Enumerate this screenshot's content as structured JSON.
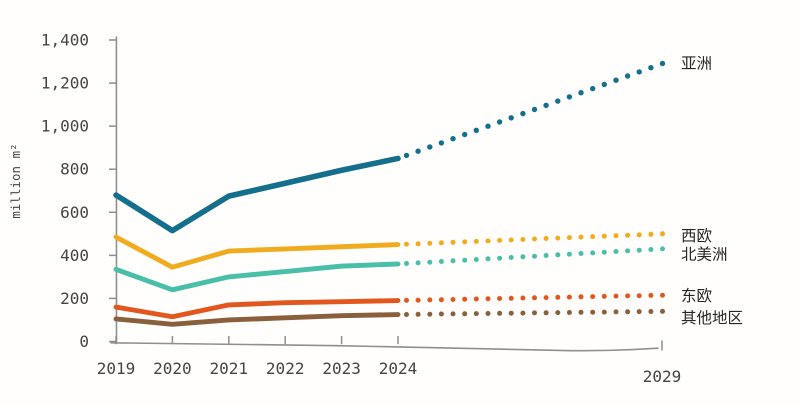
{
  "chart": {
    "y_axis_title": "million m²",
    "y_tick_labels": [
      "1,400",
      "1,200",
      "1,000",
      "800",
      "600",
      "400",
      "200",
      "0"
    ],
    "y_tick_values": [
      1400,
      1200,
      1000,
      800,
      600,
      400,
      200,
      0
    ],
    "x_tick_labels": [
      "2019",
      "2020",
      "2021",
      "2022",
      "2023",
      "2024"
    ],
    "x_tick_years": [
      2019,
      2020,
      2021,
      2022,
      2023,
      2024
    ],
    "forecast_tick_label": "2029",
    "forecast_tick_year": 2029,
    "colors": {
      "axis": "#8f8f8f",
      "tick_text": "#474340",
      "series_label_text": "#262626"
    }
  },
  "chart_data": {
    "type": "line",
    "title": "",
    "xlabel": "",
    "ylabel": "million m²",
    "ylim": [
      0,
      1400
    ],
    "grid": false,
    "legend_position": "right-end-labels",
    "style_note": "solid history 2019-2024, dotted forecast 2024-2029",
    "x": [
      2019,
      2020,
      2021,
      2022,
      2023,
      2024
    ],
    "forecast_x_end": 2029,
    "series": [
      {
        "key": "asia",
        "name": "亚洲",
        "color": "#146f8c",
        "values": [
          680,
          515,
          675,
          735,
          795,
          850
        ],
        "forecast_end_value": 1290
      },
      {
        "key": "western-europe",
        "name": "西欧",
        "color": "#f0ac1e",
        "values": [
          485,
          345,
          420,
          430,
          440,
          450
        ],
        "forecast_end_value": 500
      },
      {
        "key": "north-america",
        "name": "北美洲",
        "color": "#49bfa8",
        "values": [
          335,
          240,
          300,
          325,
          350,
          360
        ],
        "forecast_end_value": 430
      },
      {
        "key": "eastern-europe",
        "name": "东欧",
        "color": "#e2571e",
        "values": [
          160,
          115,
          170,
          180,
          185,
          190
        ],
        "forecast_end_value": 215
      },
      {
        "key": "other-regions",
        "name": "其他地区",
        "color": "#8a5f3b",
        "values": [
          105,
          80,
          100,
          110,
          120,
          125
        ],
        "forecast_end_value": 140
      }
    ]
  }
}
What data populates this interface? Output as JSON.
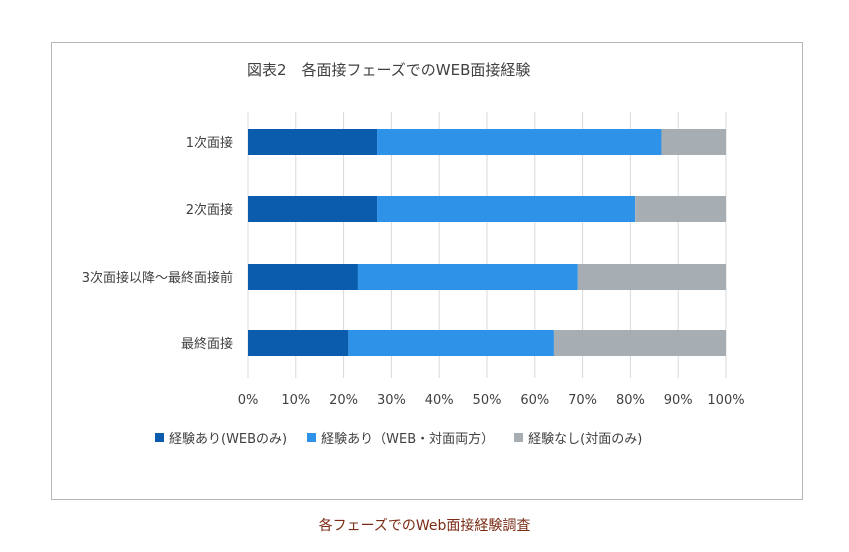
{
  "caption": "各フェーズでのWeb面接経験調査",
  "chart_data": {
    "type": "bar",
    "orientation": "horizontal",
    "stacked": "percent",
    "title": "図表2　各面接フェーズでのWEB面接経験",
    "categories": [
      "1次面接",
      "2次面接",
      "3次面接以降～最終面接前",
      "最終面接"
    ],
    "series": [
      {
        "name": "経験あり(WEBのみ)",
        "color": "#0b5cad",
        "values": [
          27,
          27,
          23,
          21
        ]
      },
      {
        "name": "経験あり（WEB・対面両方）",
        "color": "#2e92e8",
        "values": [
          59.5,
          54,
          46,
          43
        ]
      },
      {
        "name": "経験なし(対面のみ)",
        "color": "#a7aeb3",
        "values": [
          13.5,
          19,
          31,
          36
        ]
      }
    ],
    "xlim": [
      0,
      100
    ],
    "xticks": [
      "0%",
      "10%",
      "20%",
      "30%",
      "40%",
      "50%",
      "60%",
      "70%",
      "80%",
      "90%",
      "100%"
    ],
    "grid": true,
    "legend_position": "bottom"
  }
}
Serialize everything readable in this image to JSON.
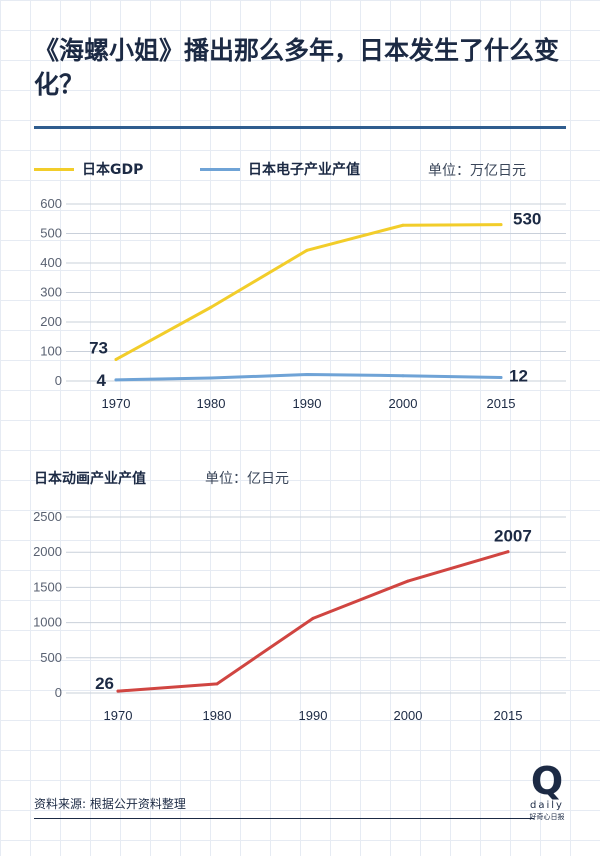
{
  "title": "《海螺小姐》播出那么多年，日本发生了什么变化？",
  "legend": {
    "gdp": "日本GDP",
    "electronics": "日本电子产业产值"
  },
  "unit1": "单位：万亿日元",
  "subtitle2": "日本动画产业产值",
  "unit2": "单位：亿日元",
  "source": "资料来源: 根据公开资料整理",
  "logo": {
    "letter": "Q",
    "word": "daily",
    "brand": "好奇心日报"
  },
  "colors": {
    "gdp": "#f2cd2a",
    "electronics": "#6fa3d6",
    "animation": "#d04541",
    "grid": "#c9d0da",
    "text": "#1c2a44"
  },
  "chart_data": [
    {
      "type": "line",
      "title": "",
      "categories": [
        "1970",
        "1980",
        "1990",
        "2000",
        "2015"
      ],
      "series": [
        {
          "name": "日本GDP",
          "values": [
            73,
            250,
            443,
            528,
            530
          ]
        },
        {
          "name": "日本电子产业产值",
          "values": [
            4,
            10,
            22,
            18,
            12
          ]
        }
      ],
      "data_labels": [
        {
          "series": 0,
          "index": 0,
          "text": "73"
        },
        {
          "series": 0,
          "index": 4,
          "text": "530"
        },
        {
          "series": 1,
          "index": 0,
          "text": "4"
        },
        {
          "series": 1,
          "index": 4,
          "text": "12"
        }
      ],
      "y_ticks": [
        0,
        100,
        200,
        300,
        400,
        500,
        600
      ],
      "ylim": [
        0,
        600
      ],
      "xlabel": "",
      "ylabel": ""
    },
    {
      "type": "line",
      "title": "日本动画产业产值",
      "categories": [
        "1970",
        "1980",
        "1990",
        "2000",
        "2015"
      ],
      "series": [
        {
          "name": "日本动画产业产值",
          "values": [
            26,
            130,
            1060,
            1590,
            2007
          ]
        }
      ],
      "data_labels": [
        {
          "series": 0,
          "index": 0,
          "text": "26"
        },
        {
          "series": 0,
          "index": 4,
          "text": "2007"
        }
      ],
      "y_ticks": [
        0,
        500,
        1000,
        1500,
        2000,
        2500
      ],
      "ylim": [
        0,
        2500
      ],
      "xlabel": "",
      "ylabel": ""
    }
  ]
}
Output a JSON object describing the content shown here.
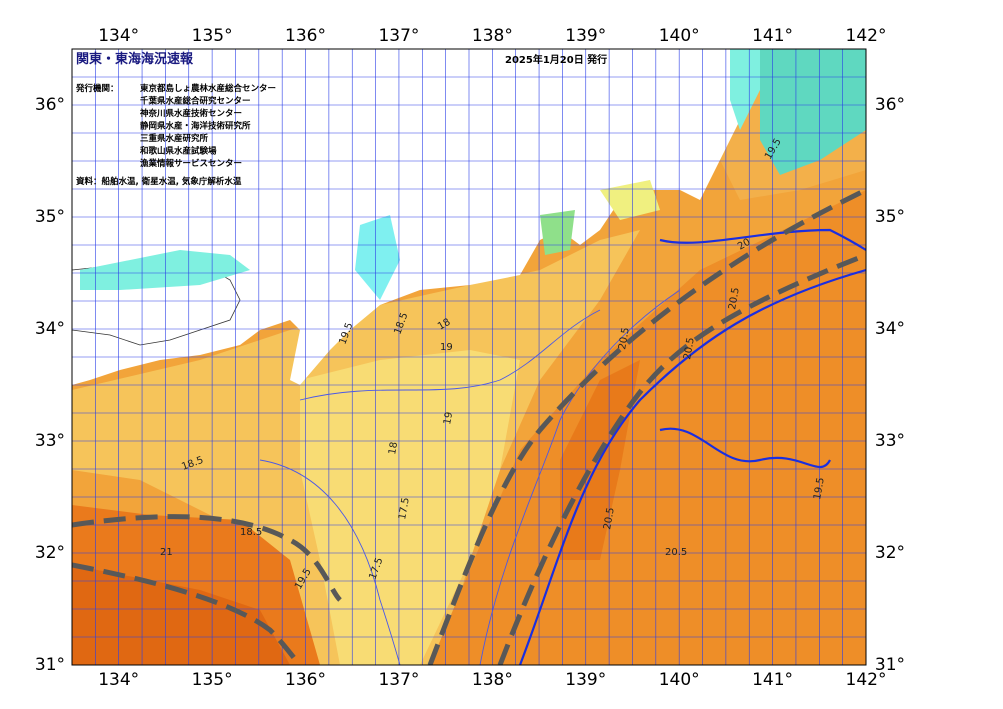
{
  "map": {
    "title": "関東・東海海況速報",
    "date": "2025年1月20日 発行",
    "issuers_label": "発行機関：",
    "issuers": [
      "東京都島しょ農林水産総合センター",
      "千葉県水産総合研究センター",
      "神奈川県水産技術センター",
      "静岡県水産・海洋技術研究所",
      "三重県水産研究所",
      "和歌山県水産試験場",
      "漁業情報サービスセンター"
    ],
    "source": "資料：船舶水温, 衛星水温, 気象庁解析水温",
    "xlim": [
      133.5,
      142
    ],
    "ylim": [
      31,
      36.5
    ],
    "xticks": [
      {
        "value": 134,
        "label": "134°"
      },
      {
        "value": 135,
        "label": "135°"
      },
      {
        "value": 136,
        "label": "136°"
      },
      {
        "value": 137,
        "label": "137°"
      },
      {
        "value": 138,
        "label": "138°"
      },
      {
        "value": 139,
        "label": "139°"
      },
      {
        "value": 140,
        "label": "140°"
      },
      {
        "value": 141,
        "label": "141°"
      },
      {
        "value": 142,
        "label": "142°"
      }
    ],
    "yticks": [
      {
        "value": 31,
        "label": "31°"
      },
      {
        "value": 32,
        "label": "32°"
      },
      {
        "value": 33,
        "label": "33°"
      },
      {
        "value": 34,
        "label": "34°"
      },
      {
        "value": 35,
        "label": "35°"
      },
      {
        "value": 36,
        "label": "36°"
      }
    ],
    "contour_labels": [
      19.5,
      18.5,
      19,
      18,
      17.5,
      18.5,
      19,
      20.5,
      20.5,
      20.5,
      20.5,
      20.5,
      19.5,
      21,
      18.5,
      19.5,
      18,
      17.5,
      20,
      19.5
    ]
  }
}
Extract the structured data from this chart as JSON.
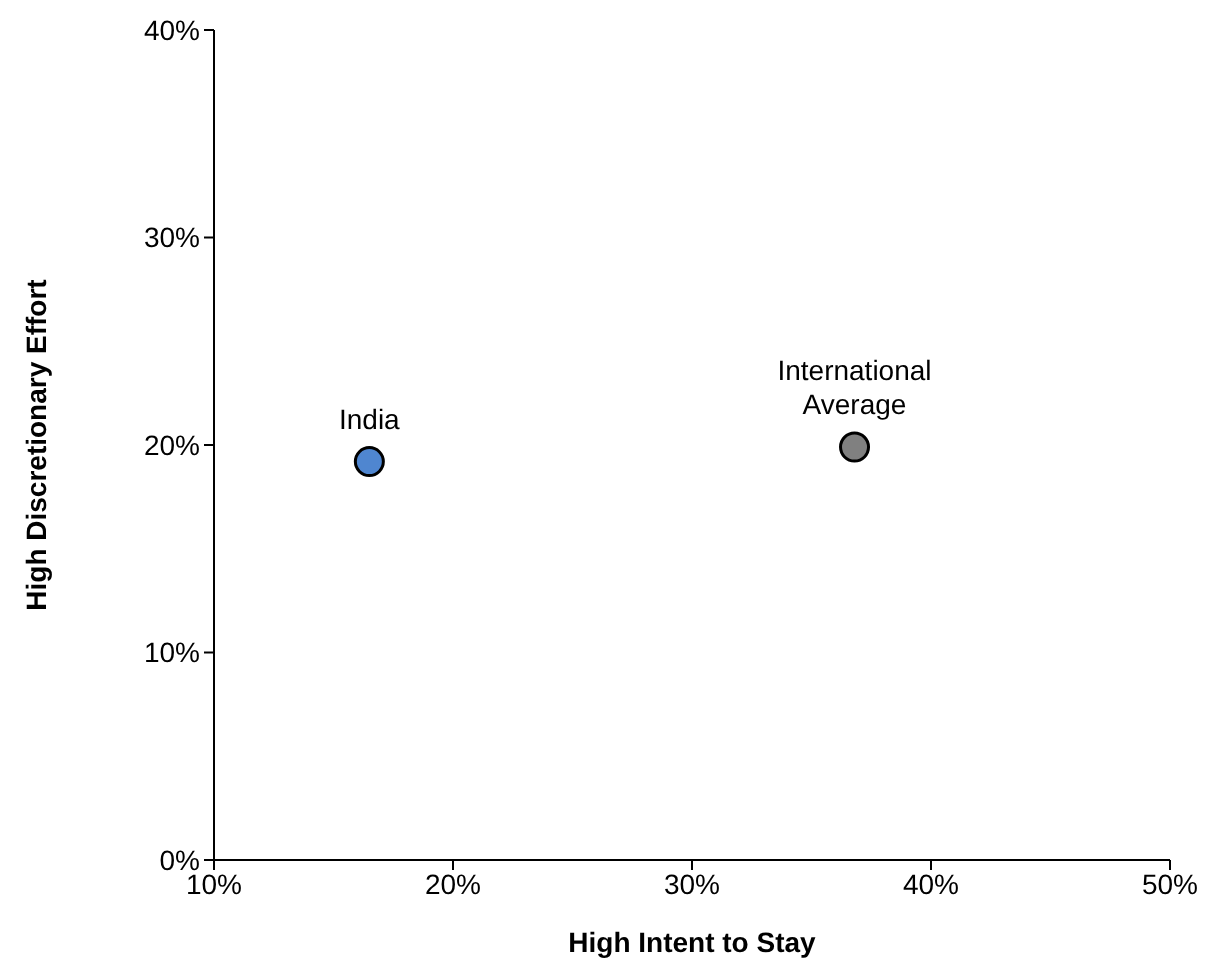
{
  "chart_data": {
    "type": "scatter",
    "xlabel": "High Intent to Stay",
    "ylabel": "High Discretionary Effort",
    "xlim": [
      10,
      50
    ],
    "xticks": [
      {
        "value": 10,
        "label": "10%"
      },
      {
        "value": 20,
        "label": "20%"
      },
      {
        "value": 30,
        "label": "30%"
      },
      {
        "value": 40,
        "label": "40%"
      },
      {
        "value": 50,
        "label": "50%"
      }
    ],
    "ylim": [
      0,
      40
    ],
    "yticks": [
      {
        "value": 0,
        "label": "0%"
      },
      {
        "value": 10,
        "label": "10%"
      },
      {
        "value": 20,
        "label": "20%"
      },
      {
        "value": 30,
        "label": "30%"
      },
      {
        "value": 40,
        "label": "40%"
      }
    ],
    "series": [
      {
        "name": "India",
        "color": "#4f86d0",
        "x": [
          16.5
        ],
        "values": [
          19.2
        ]
      },
      {
        "name": "International Average",
        "color": "#808080",
        "x": [
          36.8
        ],
        "values": [
          19.9
        ]
      }
    ],
    "marker": "circle",
    "grid": false,
    "legend": false
  }
}
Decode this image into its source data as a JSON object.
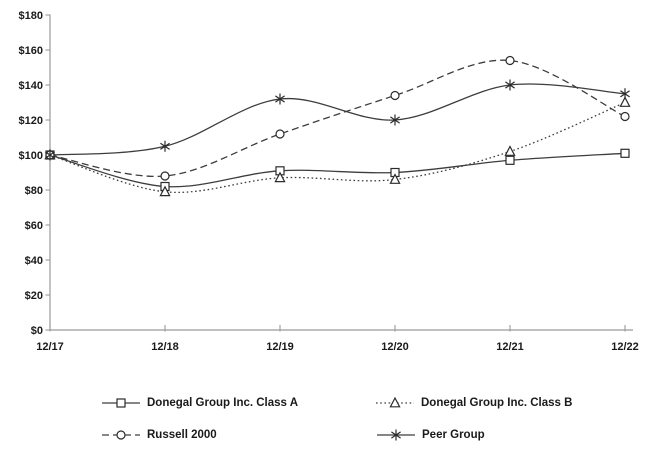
{
  "chart_data": {
    "type": "line",
    "title": "",
    "xlabel": "",
    "ylabel": "",
    "categories": [
      "12/17",
      "12/18",
      "12/19",
      "12/20",
      "12/21",
      "12/22"
    ],
    "series": [
      {
        "name": "Donegal Group Inc. Class A",
        "marker": "square",
        "line_style": "solid",
        "values": [
          100,
          82,
          91,
          90,
          97,
          101
        ]
      },
      {
        "name": "Donegal Group Inc. Class B",
        "marker": "triangle",
        "line_style": "dotted",
        "values": [
          100,
          79,
          87,
          86,
          102,
          130
        ]
      },
      {
        "name": "Russell 2000",
        "marker": "circle",
        "line_style": "dashed",
        "values": [
          100,
          88,
          112,
          134,
          154,
          122
        ]
      },
      {
        "name": "Peer Group",
        "marker": "asterisk",
        "line_style": "solid",
        "values": [
          100,
          105,
          132,
          120,
          140,
          135
        ]
      }
    ],
    "ylim": [
      0,
      180
    ],
    "ytick_step": 20,
    "ytick_prefix": "$",
    "grid": false,
    "legend_position": "bottom",
    "curve": "smooth"
  },
  "colors": {
    "background": "#ffffff",
    "axis": "#9a9a9a",
    "line": "#3d3d3d",
    "marker_stroke": "#2b2b2b",
    "text": "#1a1a1a"
  }
}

========================================================================

*THE TASK*.
Which lines in the data above contain "日本动画产业产值"? Show each one.

*OUTPUT BELOW*.
  "subtitle2": "日本动画产业产值",
      "title": "日本动画产业产值",
          "name": "日本动画产业产值",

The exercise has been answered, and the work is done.